--- Excerpt ---

+---+

The Dow Jones Industrial Average recorded its second down week in a row as the prospects that the Federal Reserve would continue to prop up the market faded. But with the following companies going down even more, first let's see whether they had good reason to drop. Sometimes, panic-fueled declines can make excellent buying opportunities.
The markets tumbled 137 points on Friday, or just over 1%, and moving further away from the 13,000 level. So stocks that went down by larger percentages are pretty big deals. These two stocks fell hard; let's see whether there's anything to redeem them.
CAPS Rating (out of 5)
That's going to leave a mark
Remind me again why, other than corporate arrogance, women's-fashion retailer Talbots didn't accept the hefty buyout premium a private-equity firm offered it last December? Although it said the $212 million offer from Sycamore Partners, its largest shareholder, was inadequate and that it would pursue strategic alternatives on its own, there doesn't seem to be a rush of buyers stampeding to its red door. And if fourth-quarter results are any indication -- along with dimming prospects for the first -- it won't get any red-carpet treatment, either.
Fourth-quarter losses significantly widened over the year-ago period, hitting $55 million as sales fell by more than 1%. While the adjusted results were better than analyst expectations, Talbot's warning that first-quarter sales would be almost 10% below last year's effort sent investors scurrying. Its stock had been trading in the area of $3 a share ever since Sycamore's offer, but the quarterly results were enough to shake out the holdouts looking for a better offer.
It was a rough quarter all around, to be sure, as even retailers with better operations such as Ann saw profits skid as a result of a heavy promotional environment and New York & Co.
I noted at the time of Sycamore's offer it had a bevy of problems on its plate. Inventory issues, missing earnings expectations, and a CEO retiring with a hefty severance package despite destroying shareholder value -- ranking her up there as one of the worst CEOs of the year -- were just some of the problems. It's why I rated the retailer to underperform on CAPS.
It's also the likely reason nearly 60% of the investment community members weighing in on Talbots also rated it to underperform. And All-Star members had an even grayer outlook. Only Wall Street was confident that it could still pull a rabbit out of the bag, but last quarter -- and the next one -- look like a turkey instead.
Add Talbots to your Watchlist to see whether anyone else is willing to pay up for a down on its luck retailer.
In or out
The future's not shaping up particularly bright for Indian outsourcing specialist Infosys Technologies, as its seriously diminished guidance sent shares tumbling.

+---+

--- Stored data ---

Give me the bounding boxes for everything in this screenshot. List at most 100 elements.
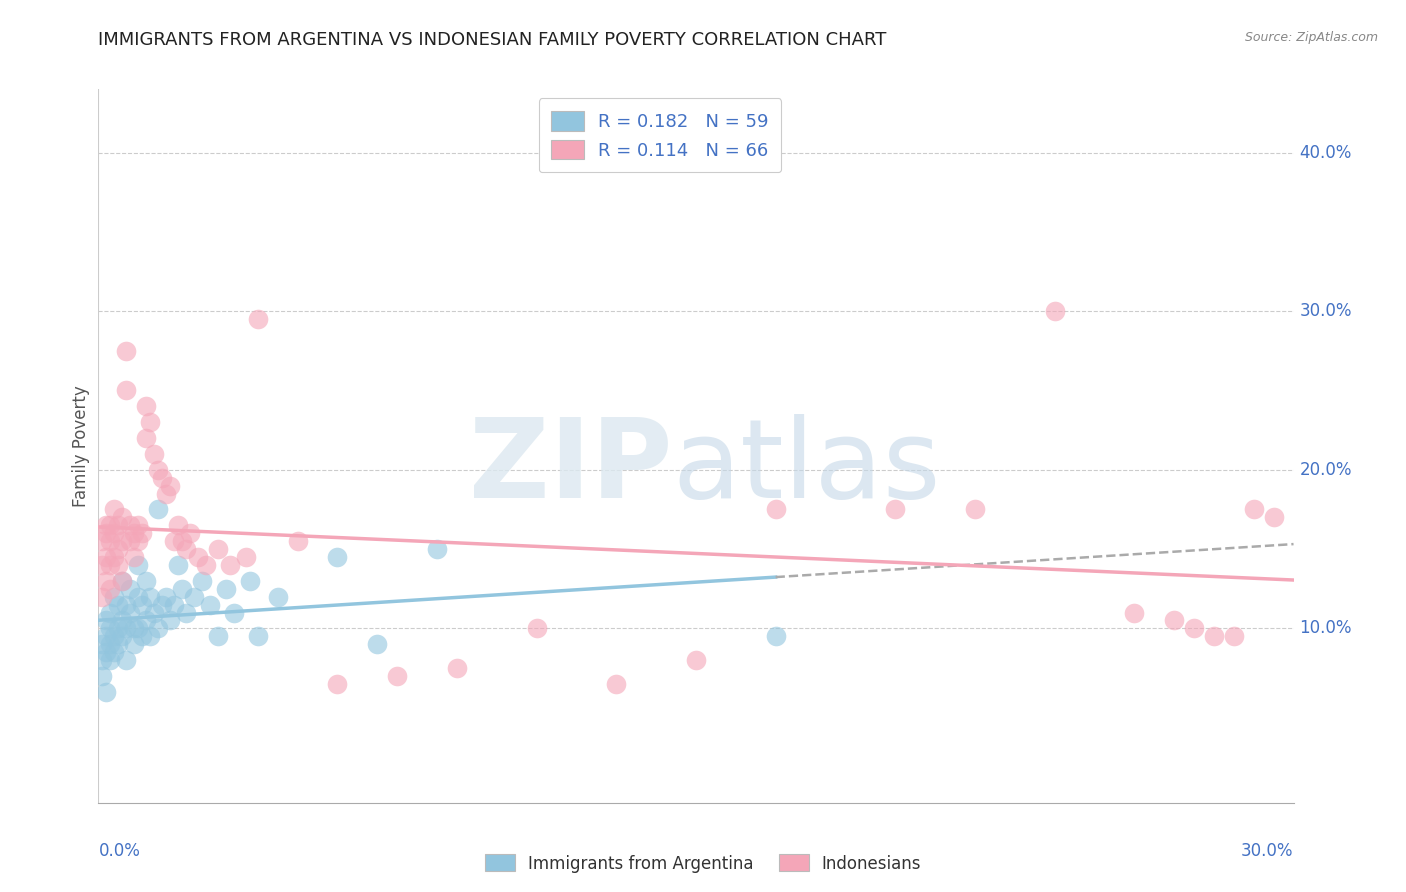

+---+

--- Given exercise ---
Reproduce the passage of the stock-market article that opens with the words containing "It was a rough" and closes with "New York & Co.".

--- Problem solution ---
It was a rough quarter all around, to be sure, as even retailers with better operations such as Ann saw profits skid as a result of a heavy promotional environment and New York & Co.